◆ MATERIAL FOR THE TASK
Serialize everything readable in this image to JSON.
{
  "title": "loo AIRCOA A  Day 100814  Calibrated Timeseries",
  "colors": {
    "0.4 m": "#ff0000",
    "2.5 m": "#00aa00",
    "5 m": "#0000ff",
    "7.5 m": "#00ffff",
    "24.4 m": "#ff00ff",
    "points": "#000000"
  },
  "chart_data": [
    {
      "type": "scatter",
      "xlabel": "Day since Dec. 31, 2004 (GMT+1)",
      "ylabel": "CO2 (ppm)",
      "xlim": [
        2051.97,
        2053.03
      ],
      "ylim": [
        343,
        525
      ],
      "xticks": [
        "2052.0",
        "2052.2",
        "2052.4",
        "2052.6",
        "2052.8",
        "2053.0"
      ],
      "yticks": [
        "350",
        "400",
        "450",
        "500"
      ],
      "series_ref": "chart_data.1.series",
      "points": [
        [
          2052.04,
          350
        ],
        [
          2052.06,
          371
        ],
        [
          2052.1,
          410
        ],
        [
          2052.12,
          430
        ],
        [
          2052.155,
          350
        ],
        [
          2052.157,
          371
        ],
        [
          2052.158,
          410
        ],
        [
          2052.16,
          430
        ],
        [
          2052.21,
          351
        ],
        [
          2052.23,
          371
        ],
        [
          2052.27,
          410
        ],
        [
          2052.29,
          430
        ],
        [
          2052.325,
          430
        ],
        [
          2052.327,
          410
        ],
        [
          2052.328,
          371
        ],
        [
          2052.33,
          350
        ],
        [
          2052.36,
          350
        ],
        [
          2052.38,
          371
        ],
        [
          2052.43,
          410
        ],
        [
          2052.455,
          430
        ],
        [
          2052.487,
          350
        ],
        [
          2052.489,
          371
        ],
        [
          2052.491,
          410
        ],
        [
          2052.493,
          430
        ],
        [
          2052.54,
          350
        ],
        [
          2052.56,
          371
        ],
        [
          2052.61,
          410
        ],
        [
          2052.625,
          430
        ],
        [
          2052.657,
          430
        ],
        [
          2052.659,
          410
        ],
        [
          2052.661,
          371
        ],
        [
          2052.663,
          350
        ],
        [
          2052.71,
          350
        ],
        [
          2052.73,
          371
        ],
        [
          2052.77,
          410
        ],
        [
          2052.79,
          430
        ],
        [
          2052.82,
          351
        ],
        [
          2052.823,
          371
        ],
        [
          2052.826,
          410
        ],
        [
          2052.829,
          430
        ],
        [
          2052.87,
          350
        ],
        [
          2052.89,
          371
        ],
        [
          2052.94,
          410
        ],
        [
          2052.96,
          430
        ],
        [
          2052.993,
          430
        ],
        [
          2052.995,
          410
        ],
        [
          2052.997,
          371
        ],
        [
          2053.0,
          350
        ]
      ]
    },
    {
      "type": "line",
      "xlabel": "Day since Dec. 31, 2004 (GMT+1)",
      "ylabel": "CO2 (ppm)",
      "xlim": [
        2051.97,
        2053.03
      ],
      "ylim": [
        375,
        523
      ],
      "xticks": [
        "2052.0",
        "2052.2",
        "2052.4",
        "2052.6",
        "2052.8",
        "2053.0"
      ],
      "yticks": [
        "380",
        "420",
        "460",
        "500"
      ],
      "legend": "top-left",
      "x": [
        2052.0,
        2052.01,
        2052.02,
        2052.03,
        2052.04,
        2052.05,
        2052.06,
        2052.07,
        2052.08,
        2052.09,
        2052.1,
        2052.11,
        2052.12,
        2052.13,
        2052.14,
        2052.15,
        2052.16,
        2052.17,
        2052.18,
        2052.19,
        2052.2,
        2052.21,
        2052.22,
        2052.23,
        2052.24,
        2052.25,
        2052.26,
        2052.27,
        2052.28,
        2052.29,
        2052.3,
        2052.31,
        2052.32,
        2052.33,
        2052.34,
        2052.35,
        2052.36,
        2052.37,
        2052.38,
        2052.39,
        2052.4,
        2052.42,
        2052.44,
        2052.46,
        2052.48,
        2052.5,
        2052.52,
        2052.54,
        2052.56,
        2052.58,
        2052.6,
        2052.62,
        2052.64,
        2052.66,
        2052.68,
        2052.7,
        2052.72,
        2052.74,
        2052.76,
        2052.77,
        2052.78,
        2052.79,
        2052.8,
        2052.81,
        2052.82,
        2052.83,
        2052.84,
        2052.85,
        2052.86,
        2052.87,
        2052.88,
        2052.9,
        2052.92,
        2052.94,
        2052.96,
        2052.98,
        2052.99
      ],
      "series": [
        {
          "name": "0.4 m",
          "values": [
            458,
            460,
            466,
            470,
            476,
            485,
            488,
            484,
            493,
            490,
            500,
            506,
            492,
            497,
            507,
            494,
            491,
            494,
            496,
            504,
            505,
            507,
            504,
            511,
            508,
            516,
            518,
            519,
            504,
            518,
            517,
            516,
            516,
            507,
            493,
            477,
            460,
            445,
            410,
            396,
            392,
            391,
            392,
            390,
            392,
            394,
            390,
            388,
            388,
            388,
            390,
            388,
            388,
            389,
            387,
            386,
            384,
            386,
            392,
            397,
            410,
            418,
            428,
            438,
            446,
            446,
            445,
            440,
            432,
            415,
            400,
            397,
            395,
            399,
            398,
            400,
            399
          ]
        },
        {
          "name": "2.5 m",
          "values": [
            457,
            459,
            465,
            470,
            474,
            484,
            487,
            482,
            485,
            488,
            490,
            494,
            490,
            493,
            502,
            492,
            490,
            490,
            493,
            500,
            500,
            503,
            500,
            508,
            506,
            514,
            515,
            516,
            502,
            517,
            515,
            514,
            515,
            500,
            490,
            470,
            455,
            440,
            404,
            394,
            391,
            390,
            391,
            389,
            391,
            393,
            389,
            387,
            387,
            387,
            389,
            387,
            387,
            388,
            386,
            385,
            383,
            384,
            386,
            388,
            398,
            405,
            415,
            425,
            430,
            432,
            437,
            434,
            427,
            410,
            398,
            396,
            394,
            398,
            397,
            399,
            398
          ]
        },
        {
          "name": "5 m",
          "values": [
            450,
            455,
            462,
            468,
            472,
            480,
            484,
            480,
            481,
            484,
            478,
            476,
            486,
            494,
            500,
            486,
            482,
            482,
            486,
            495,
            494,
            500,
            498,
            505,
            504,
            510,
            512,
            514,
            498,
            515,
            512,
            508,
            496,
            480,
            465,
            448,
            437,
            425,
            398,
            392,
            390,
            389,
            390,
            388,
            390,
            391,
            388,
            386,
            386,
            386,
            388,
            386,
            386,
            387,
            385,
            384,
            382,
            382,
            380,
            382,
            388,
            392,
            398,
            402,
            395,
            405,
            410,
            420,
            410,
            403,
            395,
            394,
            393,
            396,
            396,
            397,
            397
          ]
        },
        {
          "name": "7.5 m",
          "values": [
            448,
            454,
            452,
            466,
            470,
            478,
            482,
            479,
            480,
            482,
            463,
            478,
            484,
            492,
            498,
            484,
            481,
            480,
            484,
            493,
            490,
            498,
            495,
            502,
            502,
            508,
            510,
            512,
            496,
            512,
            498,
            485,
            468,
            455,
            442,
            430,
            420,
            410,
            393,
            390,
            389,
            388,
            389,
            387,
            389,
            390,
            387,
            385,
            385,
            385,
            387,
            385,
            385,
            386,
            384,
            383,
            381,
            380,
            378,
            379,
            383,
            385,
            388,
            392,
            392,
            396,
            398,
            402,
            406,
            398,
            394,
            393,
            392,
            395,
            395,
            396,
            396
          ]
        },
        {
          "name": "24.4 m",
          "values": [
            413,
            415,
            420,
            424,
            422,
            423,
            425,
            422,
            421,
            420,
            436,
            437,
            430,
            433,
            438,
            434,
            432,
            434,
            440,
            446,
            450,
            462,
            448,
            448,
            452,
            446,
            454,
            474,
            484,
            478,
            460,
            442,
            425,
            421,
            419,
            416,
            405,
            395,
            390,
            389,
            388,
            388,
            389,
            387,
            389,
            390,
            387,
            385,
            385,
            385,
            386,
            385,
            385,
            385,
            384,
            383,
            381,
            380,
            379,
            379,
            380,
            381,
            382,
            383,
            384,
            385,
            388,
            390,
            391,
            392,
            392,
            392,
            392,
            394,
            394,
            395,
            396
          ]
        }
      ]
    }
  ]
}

◆ EXERCISE INSTRUCTIONS
Extract every line above containing the word "name".

◆ THE ANSWER
          "name": "0.4 m",
          "name": "2.5 m",
          "name": "5 m",
          "name": "7.5 m",
          "name": "24.4 m",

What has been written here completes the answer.